Recorded data
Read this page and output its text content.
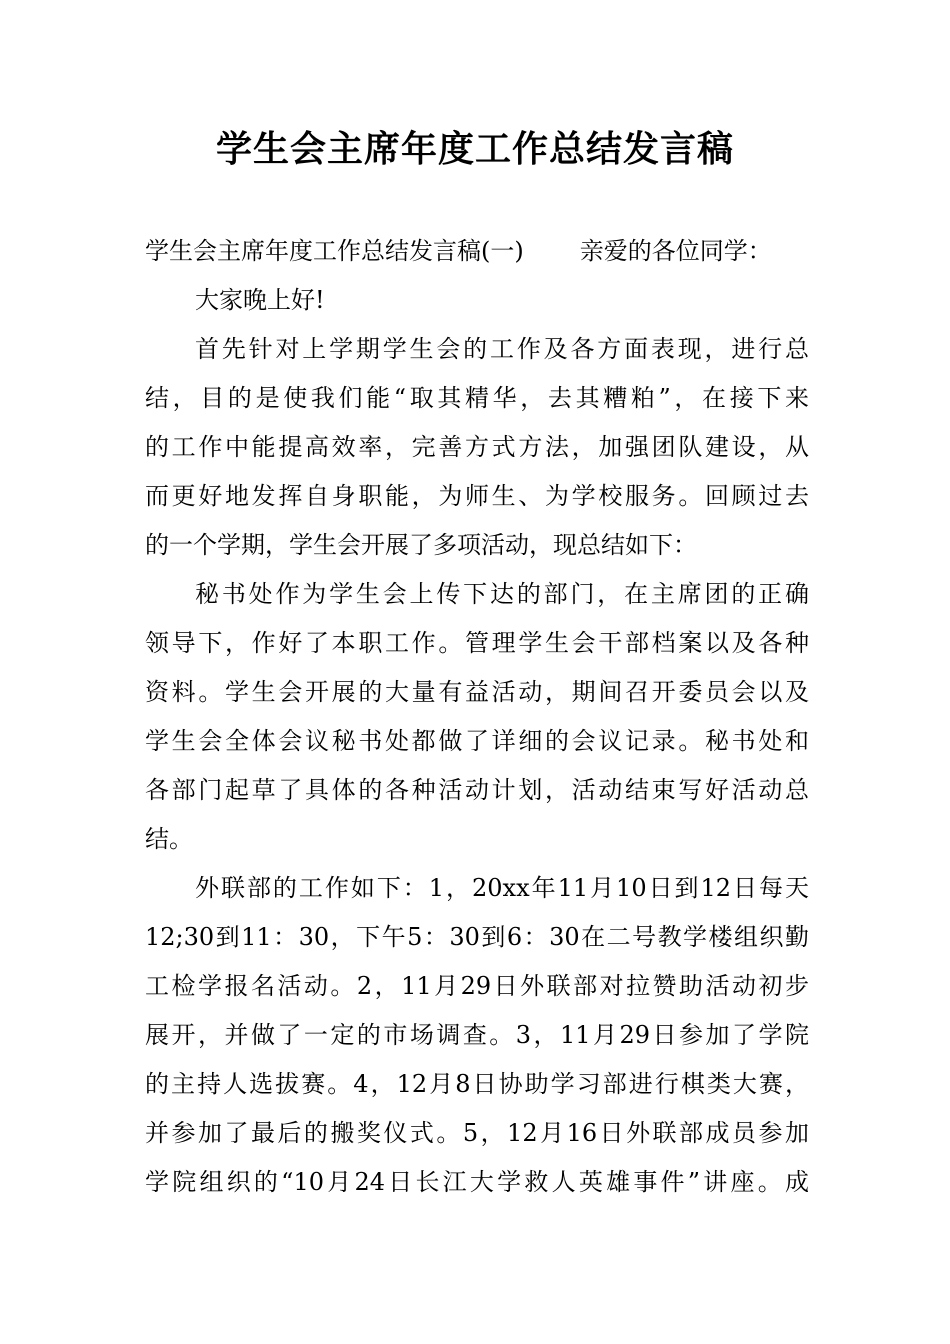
学生会主席年度工作总结发言稿
学生会主席年度工作总结发言稿(一) 亲爱的各位同学：
大家晚上好!
首先针对上学期学生会的工作及各方面表现，进行总
结，目的是使我们能“取其精华，去其糟粕”，在接下来
的工作中能提高效率，完善方式方法，加强团队建设，从
而更好地发挥自身职能，为师生、为学校服务。回顾过去
的一个学期，学生会开展了多项活动，现总结如下：
秘书处作为学生会上传下达的部门，在主席团的正确
领导下，作好了本职工作。管理学生会干部档案以及各种
资料。学生会开展的大量有益活动，期间召开委员会以及
学生会全体会议秘书处都做了详细的会议记录。秘书处和
各部门起草了具体的各种活动计划，活动结束写好活动总
结。
外联部的工作如下：1，20xx年11月10日到12日每天
12;30到11：30，下午5：30到6：30在二号教学楼组织勤
工检学报名活动。2，11月29日外联部对拉赞助活动初步
展开，并做了一定的市场调查。3，11月29日参加了学院
的主持人选拔赛。4，12月8日协助学习部进行棋类大赛，
并参加了最后的搬奖仪式。5，12月16日外联部成员参加
学院组织的“10月24日长江大学救人英雄事件”讲座。成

What to work on
Extract all the entries word for word; omit any pictures.

Answer below
Read this page and output its text content.
学生会主席年度工作总结发言稿
学生会主席年度工作总结发言稿(一) 亲爱的各位同学：
大家晚上好!
首先针对上学期学生会的工作及各方面表现，进行总
结，目的是使我们能“取其精华，去其糟粕”，在接下来
的工作中能提高效率，完善方式方法，加强团队建设，从
而更好地发挥自身职能，为师生、为学校服务。回顾过去
的一个学期，学生会开展了多项活动，现总结如下：
秘书处作为学生会上传下达的部门，在主席团的正确
领导下，作好了本职工作。管理学生会干部档案以及各种
资料。学生会开展的大量有益活动，期间召开委员会以及
学生会全体会议秘书处都做了详细的会议记录。秘书处和
各部门起草了具体的各种活动计划，活动结束写好活动总
结。
外联部的工作如下：1，20xx年11月10日到12日每天
12;30到11：30，下午5：30到6：30在二号教学楼组织勤
工检学报名活动。2，11月29日外联部对拉赞助活动初步
展开，并做了一定的市场调查。3，11月29日参加了学院
的主持人选拔赛。4，12月8日协助学习部进行棋类大赛，
并参加了最后的搬奖仪式。5，12月16日外联部成员参加
学院组织的“10月24日长江大学救人英雄事件”讲座。成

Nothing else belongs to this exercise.